──────── INPUT RECORDS
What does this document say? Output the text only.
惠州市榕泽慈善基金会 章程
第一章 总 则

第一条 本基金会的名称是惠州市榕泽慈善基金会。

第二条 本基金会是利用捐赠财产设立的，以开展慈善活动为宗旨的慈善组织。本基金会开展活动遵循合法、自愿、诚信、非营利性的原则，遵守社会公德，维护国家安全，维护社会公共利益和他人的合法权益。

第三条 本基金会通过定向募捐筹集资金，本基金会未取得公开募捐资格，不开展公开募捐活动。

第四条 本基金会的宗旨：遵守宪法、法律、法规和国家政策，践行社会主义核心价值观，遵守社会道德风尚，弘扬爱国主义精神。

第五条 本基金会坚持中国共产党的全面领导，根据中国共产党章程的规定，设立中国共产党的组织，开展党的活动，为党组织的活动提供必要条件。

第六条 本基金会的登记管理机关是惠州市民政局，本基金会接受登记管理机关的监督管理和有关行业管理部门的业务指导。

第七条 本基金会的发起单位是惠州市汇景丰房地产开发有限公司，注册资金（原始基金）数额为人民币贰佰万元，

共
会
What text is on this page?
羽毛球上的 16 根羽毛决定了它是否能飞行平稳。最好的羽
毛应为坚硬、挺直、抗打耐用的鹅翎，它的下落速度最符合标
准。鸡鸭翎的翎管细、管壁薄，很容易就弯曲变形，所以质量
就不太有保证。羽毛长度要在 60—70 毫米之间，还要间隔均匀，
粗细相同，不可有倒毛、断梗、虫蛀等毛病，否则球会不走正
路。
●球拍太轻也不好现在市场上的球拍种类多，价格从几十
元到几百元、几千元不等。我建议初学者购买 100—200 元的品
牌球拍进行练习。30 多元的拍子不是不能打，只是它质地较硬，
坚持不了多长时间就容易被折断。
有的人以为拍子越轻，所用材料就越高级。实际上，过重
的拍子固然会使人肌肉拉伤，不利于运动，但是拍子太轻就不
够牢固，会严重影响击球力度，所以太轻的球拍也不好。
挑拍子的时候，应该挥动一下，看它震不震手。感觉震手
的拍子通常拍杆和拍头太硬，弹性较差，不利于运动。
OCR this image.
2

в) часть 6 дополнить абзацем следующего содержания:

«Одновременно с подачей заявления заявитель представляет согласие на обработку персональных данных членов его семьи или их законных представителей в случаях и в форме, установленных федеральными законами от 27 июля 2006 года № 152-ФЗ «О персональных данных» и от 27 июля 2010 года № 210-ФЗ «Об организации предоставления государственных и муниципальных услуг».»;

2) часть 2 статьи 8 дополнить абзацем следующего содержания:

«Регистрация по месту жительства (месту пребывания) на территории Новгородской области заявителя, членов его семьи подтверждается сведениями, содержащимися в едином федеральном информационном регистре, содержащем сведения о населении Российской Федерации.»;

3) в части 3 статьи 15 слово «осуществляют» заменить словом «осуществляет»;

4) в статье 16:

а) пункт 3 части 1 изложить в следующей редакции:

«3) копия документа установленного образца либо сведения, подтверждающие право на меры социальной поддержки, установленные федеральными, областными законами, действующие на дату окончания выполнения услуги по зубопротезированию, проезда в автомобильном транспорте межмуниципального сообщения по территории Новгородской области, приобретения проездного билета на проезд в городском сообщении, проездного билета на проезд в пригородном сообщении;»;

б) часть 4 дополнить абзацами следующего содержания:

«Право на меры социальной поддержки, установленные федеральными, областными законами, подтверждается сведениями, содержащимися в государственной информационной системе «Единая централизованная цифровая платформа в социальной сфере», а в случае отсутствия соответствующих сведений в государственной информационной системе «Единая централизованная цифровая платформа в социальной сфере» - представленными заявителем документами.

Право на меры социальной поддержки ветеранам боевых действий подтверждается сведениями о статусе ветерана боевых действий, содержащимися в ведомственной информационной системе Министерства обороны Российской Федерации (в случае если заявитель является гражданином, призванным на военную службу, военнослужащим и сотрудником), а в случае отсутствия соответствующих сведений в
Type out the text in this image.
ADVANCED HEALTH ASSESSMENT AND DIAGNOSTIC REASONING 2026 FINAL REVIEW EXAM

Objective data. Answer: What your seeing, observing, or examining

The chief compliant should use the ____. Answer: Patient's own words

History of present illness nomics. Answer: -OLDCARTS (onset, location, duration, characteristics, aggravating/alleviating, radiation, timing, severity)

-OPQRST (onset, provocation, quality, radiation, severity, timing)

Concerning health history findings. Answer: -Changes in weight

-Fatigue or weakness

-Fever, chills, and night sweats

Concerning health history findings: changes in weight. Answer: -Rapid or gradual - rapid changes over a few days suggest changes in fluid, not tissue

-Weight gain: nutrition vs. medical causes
────────────────
_TASK GOAL_:
Find every line in the records that contains the word "severity"; copy those lines.

_FULL OUTPUT_:
History of present illness nomics. Answer: -OLDCARTS (onset, location, duration, characteristics, aggravating/alleviating, radiation, timing, severity)
-OPQRST (onset, provocation, quality, radiation, severity, timing)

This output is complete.